### SUPPLIED DATA
— begin —
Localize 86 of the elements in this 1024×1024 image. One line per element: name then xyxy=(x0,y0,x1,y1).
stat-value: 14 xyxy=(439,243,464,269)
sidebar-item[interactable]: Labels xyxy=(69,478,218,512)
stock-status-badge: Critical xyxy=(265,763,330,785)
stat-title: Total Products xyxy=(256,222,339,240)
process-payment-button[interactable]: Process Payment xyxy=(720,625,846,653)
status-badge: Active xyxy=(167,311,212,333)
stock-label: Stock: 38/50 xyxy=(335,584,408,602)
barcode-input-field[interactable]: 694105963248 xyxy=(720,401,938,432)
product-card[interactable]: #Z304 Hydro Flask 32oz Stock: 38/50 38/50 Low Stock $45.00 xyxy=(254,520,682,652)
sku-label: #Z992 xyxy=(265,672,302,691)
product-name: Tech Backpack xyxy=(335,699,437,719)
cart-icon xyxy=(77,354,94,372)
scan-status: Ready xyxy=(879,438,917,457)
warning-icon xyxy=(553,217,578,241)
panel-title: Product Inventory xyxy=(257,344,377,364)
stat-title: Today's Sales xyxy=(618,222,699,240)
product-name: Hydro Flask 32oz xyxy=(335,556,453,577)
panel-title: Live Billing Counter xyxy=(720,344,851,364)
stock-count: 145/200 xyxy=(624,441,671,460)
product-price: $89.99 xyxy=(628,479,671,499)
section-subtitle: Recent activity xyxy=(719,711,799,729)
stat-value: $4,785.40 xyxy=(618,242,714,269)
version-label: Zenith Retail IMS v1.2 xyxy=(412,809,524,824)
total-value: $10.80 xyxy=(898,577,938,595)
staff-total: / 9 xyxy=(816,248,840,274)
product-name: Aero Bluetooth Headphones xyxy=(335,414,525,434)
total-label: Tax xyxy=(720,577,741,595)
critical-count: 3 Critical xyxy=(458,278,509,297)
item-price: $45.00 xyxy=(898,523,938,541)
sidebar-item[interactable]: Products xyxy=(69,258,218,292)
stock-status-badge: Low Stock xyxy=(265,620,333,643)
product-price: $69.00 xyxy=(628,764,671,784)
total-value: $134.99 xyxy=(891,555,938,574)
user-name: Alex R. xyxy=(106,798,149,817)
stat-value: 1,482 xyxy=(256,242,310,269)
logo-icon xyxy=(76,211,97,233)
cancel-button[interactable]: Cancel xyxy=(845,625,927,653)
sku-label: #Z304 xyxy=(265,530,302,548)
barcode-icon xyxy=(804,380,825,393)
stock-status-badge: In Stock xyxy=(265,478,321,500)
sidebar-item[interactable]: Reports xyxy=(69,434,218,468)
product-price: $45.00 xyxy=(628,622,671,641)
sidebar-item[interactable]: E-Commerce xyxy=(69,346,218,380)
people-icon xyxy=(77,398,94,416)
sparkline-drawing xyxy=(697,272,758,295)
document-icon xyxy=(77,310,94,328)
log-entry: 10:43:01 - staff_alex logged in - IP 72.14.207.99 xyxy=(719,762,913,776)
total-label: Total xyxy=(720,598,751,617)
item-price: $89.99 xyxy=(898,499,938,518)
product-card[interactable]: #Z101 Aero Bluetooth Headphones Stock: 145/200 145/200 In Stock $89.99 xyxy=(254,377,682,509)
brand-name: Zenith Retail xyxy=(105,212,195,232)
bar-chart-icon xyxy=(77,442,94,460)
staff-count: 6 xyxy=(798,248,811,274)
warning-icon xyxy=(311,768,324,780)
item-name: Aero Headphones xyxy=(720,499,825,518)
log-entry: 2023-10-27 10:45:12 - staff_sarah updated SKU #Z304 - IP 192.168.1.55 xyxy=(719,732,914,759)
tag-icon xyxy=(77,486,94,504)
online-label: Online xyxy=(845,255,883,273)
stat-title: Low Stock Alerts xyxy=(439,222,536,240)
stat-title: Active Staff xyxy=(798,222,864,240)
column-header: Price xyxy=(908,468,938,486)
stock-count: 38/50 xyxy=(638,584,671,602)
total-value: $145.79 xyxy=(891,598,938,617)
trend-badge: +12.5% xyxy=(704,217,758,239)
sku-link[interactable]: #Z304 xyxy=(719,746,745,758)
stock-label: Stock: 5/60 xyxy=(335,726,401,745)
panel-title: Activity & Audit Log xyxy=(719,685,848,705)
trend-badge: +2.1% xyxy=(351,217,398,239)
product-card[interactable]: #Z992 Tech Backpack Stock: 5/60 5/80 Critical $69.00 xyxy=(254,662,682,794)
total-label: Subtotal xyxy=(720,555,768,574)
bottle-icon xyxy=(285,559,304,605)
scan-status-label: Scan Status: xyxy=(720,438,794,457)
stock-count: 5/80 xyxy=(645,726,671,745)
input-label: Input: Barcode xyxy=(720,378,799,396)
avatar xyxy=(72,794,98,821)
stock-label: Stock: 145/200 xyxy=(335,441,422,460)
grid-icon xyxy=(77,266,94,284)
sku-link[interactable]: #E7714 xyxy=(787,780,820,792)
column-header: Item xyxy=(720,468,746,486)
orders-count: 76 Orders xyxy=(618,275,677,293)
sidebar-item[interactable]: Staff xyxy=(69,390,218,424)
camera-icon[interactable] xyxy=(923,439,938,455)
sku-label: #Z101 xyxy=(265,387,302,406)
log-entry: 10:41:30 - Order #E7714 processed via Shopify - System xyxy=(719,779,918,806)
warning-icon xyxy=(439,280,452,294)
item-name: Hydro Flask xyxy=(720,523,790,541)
— end —
— begin —
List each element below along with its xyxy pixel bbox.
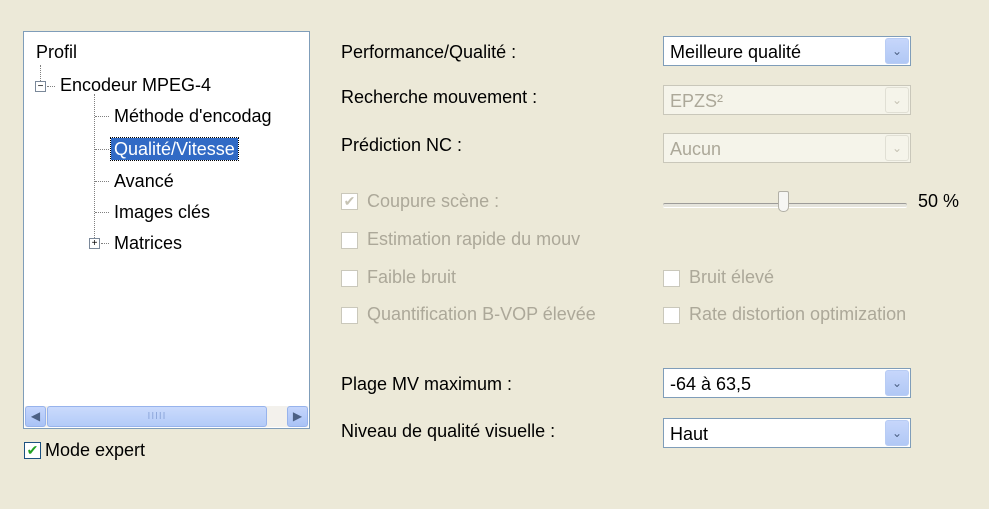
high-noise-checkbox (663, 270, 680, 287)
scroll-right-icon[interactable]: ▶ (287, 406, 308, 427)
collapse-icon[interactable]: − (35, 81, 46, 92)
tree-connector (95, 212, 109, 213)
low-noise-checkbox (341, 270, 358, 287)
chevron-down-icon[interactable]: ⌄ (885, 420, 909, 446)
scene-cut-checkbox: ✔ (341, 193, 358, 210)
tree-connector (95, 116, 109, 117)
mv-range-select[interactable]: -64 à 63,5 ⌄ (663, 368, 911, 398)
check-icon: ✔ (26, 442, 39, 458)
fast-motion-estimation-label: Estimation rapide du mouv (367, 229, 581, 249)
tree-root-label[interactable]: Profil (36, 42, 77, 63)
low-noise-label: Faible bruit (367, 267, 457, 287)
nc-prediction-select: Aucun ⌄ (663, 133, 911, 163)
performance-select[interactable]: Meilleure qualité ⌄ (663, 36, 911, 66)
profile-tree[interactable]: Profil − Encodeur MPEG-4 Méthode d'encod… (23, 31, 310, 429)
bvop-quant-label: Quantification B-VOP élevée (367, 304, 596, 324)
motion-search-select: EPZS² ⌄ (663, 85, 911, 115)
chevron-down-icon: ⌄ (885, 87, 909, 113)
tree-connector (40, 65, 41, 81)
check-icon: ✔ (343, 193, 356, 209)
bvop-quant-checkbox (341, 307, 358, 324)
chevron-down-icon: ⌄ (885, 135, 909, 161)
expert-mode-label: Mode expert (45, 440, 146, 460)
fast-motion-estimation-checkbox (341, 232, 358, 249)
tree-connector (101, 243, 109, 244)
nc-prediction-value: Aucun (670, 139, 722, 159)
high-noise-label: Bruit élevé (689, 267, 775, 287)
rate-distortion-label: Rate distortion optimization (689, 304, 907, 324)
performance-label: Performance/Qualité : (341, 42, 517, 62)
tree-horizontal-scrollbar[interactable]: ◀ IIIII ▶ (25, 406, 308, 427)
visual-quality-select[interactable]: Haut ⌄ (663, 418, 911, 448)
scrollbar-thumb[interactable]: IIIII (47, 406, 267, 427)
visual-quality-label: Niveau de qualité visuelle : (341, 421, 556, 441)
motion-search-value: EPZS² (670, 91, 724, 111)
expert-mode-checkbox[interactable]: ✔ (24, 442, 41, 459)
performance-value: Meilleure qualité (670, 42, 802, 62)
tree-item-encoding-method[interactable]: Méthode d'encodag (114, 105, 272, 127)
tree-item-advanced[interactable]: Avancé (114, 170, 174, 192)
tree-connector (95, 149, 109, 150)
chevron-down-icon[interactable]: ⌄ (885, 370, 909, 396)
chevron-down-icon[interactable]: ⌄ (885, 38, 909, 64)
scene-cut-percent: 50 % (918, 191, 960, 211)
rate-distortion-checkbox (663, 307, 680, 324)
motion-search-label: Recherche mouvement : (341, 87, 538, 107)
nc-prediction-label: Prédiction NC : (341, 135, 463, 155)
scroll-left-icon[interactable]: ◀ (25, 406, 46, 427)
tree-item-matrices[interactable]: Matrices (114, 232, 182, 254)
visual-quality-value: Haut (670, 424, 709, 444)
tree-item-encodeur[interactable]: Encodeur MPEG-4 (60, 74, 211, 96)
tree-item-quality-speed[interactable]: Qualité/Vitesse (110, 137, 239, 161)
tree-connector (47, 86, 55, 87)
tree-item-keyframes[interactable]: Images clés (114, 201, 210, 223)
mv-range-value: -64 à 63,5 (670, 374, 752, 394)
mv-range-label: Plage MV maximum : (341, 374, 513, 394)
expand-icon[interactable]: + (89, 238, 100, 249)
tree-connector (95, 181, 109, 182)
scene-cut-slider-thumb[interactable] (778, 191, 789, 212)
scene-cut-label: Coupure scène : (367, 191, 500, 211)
— end —
— begin —
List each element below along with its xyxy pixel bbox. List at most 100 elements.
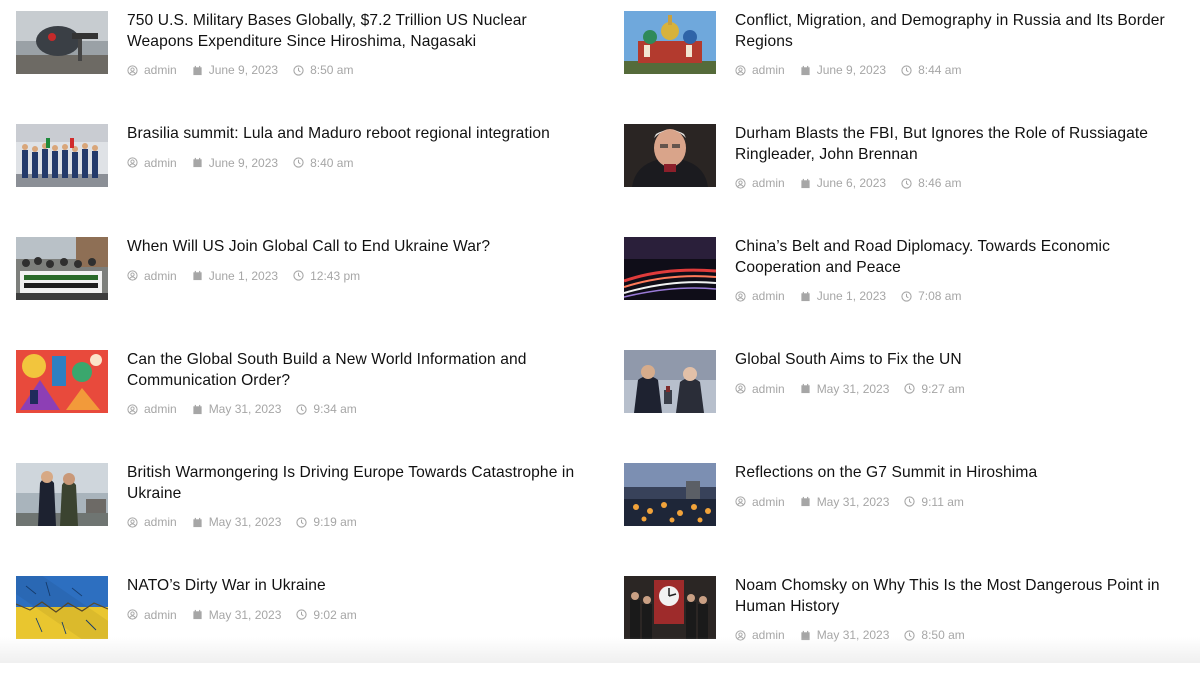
— end —
### SHORT PROBLEM
Repeat every line from the one containing "Localize 86 of" through the one containing "status-badge: Active xyxy=(167,311,212,333)", both ends included.

### ANSWER FOR THIS EXERCISE
Localize 86 of the elements in this 1024×1024 image. One line per element: name then xyxy=(x0,y0,x1,y1).
stat-value: 14 xyxy=(439,243,464,269)
sidebar-item[interactable]: Labels xyxy=(69,478,218,512)
stock-status-badge: Critical xyxy=(265,763,330,785)
stat-title: Total Products xyxy=(256,222,339,240)
process-payment-button[interactable]: Process Payment xyxy=(720,625,846,653)
status-badge: Active xyxy=(167,311,212,333)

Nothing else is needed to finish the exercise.